## [What to produce]
Please copy the material below line for line, without any changes.
»»
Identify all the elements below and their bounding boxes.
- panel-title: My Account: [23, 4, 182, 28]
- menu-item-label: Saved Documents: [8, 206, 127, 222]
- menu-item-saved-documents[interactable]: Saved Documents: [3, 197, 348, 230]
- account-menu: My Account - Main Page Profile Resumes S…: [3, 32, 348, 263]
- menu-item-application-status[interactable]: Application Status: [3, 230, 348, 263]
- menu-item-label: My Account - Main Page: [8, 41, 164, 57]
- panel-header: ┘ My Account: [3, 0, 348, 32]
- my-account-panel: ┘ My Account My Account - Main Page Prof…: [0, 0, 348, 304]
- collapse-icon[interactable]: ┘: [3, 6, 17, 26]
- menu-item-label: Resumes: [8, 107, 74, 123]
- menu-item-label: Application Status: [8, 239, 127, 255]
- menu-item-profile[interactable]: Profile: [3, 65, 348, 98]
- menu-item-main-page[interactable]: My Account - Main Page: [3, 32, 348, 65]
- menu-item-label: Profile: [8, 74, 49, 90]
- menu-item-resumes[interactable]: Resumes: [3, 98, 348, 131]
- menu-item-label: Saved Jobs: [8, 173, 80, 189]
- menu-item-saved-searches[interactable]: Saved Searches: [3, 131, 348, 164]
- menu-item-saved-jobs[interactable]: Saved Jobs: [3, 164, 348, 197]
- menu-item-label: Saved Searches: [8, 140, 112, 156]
««
## [Solution to this problem]
Identify all the elements below and their bounding boxes.
- panel-title: My Account: [23, 4, 182, 28]
- menu-item-label: Saved Documents: [8, 206, 127, 222]
- menu-item-saved-documents[interactable]: Saved Documents: [3, 197, 348, 230]
- account-menu: My Account - Main Page Profile Resumes S…: [3, 32, 348, 263]
- menu-item-application-status[interactable]: Application Status: [3, 230, 348, 263]
- menu-item-label: My Account - Main Page: [8, 41, 164, 57]
- panel-header: ┘ My Account: [3, 0, 348, 32]
- my-account-panel: ┘ My Account My Account - Main Page Prof…: [0, 0, 348, 304]
- collapse-icon[interactable]: ┘: [3, 6, 17, 26]
- menu-item-label: Resumes: [8, 107, 74, 123]
- menu-item-label: Application Status: [8, 239, 127, 255]
- menu-item-profile[interactable]: Profile: [3, 65, 348, 98]
- menu-item-main-page[interactable]: My Account - Main Page: [3, 32, 348, 65]
- menu-item-label: Profile: [8, 74, 49, 90]
- menu-item-resumes[interactable]: Resumes: [3, 98, 348, 131]
- menu-item-label: Saved Jobs: [8, 173, 80, 189]
- menu-item-saved-searches[interactable]: Saved Searches: [3, 131, 348, 164]
- menu-item-saved-jobs[interactable]: Saved Jobs: [3, 164, 348, 197]
- menu-item-label: Saved Searches: [8, 140, 112, 156]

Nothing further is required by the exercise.